<<<<

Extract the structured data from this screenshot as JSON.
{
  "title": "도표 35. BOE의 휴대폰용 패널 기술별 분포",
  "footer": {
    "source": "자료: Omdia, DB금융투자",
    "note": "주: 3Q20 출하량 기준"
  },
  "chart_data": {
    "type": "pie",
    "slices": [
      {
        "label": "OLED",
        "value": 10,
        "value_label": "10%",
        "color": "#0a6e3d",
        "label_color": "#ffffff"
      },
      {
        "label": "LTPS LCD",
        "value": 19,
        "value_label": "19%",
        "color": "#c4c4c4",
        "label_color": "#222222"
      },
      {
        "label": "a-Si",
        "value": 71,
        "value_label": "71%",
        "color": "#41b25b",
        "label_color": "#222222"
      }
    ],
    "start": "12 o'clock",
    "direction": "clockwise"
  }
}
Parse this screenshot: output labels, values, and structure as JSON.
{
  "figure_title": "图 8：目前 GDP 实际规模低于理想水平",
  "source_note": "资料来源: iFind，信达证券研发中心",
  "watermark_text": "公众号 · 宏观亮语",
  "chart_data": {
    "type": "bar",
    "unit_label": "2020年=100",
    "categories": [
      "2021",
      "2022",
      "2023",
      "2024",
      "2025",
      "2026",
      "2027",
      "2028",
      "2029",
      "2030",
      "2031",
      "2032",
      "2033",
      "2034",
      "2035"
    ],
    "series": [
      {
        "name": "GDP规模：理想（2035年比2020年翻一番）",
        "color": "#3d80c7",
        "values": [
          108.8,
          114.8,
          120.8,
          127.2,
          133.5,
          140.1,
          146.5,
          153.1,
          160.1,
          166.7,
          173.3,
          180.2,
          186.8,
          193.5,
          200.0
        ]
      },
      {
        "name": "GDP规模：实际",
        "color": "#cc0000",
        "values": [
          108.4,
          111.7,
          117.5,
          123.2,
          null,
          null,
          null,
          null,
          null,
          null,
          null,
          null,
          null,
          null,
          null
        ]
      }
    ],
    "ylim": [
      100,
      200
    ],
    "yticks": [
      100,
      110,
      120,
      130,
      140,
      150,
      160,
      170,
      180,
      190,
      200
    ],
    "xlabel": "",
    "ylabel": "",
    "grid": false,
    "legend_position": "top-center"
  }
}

>>>>

AIM
Exactly as they are written, print the entries again.

ANSWER IN FULL
Extract the structured data from this screenshot as JSON.
{
  "title": "도표 35. BOE의 휴대폰용 패널 기술별 분포",
  "footer": {
    "source": "자료: Omdia, DB금융투자",
    "note": "주: 3Q20 출하량 기준"
  },
  "chart_data": {
    "type": "pie",
    "slices": [
      {
        "label": "OLED",
        "value": 10,
        "value_label": "10%",
        "color": "#0a6e3d",
        "label_color": "#ffffff"
      },
      {
        "label": "LTPS LCD",
        "value": 19,
        "value_label": "19%",
        "color": "#c4c4c4",
        "label_color": "#222222"
      },
      {
        "label": "a-Si",
        "value": 71,
        "value_label": "71%",
        "color": "#41b25b",
        "label_color": "#222222"
      }
    ],
    "start": "12 o'clock",
    "direction": "clockwise"
  }
}
Parse this screenshot: output labels, values, and structure as JSON.
{
  "figure_title": "图 8：目前 GDP 实际规模低于理想水平",
  "source_note": "资料来源: iFind，信达证券研发中心",
  "watermark_text": "公众号 · 宏观亮语",
  "chart_data": {
    "type": "bar",
    "unit_label": "2020年=100",
    "categories": [
      "2021",
      "2022",
      "2023",
      "2024",
      "2025",
      "2026",
      "2027",
      "2028",
      "2029",
      "2030",
      "2031",
      "2032",
      "2033",
      "2034",
      "2035"
    ],
    "series": [
      {
        "name": "GDP规模：理想（2035年比2020年翻一番）",
        "color": "#3d80c7",
        "values": [
          108.8,
          114.8,
          120.8,
          127.2,
          133.5,
          140.1,
          146.5,
          153.1,
          160.1,
          166.7,
          173.3,
          180.2,
          186.8,
          193.5,
          200.0
        ]
      },
      {
        "name": "GDP规模：实际",
        "color": "#cc0000",
        "values": [
          108.4,
          111.7,
          117.5,
          123.2,
          null,
          null,
          null,
          null,
          null,
          null,
          null,
          null,
          null,
          null,
          null
        ]
      }
    ],
    "ylim": [
      100,
      200
    ],
    "yticks": [
      100,
      110,
      120,
      130,
      140,
      150,
      160,
      170,
      180,
      190,
      200
    ],
    "xlabel": "",
    "ylabel": "",
    "grid": false,
    "legend_position": "top-center"
  }
}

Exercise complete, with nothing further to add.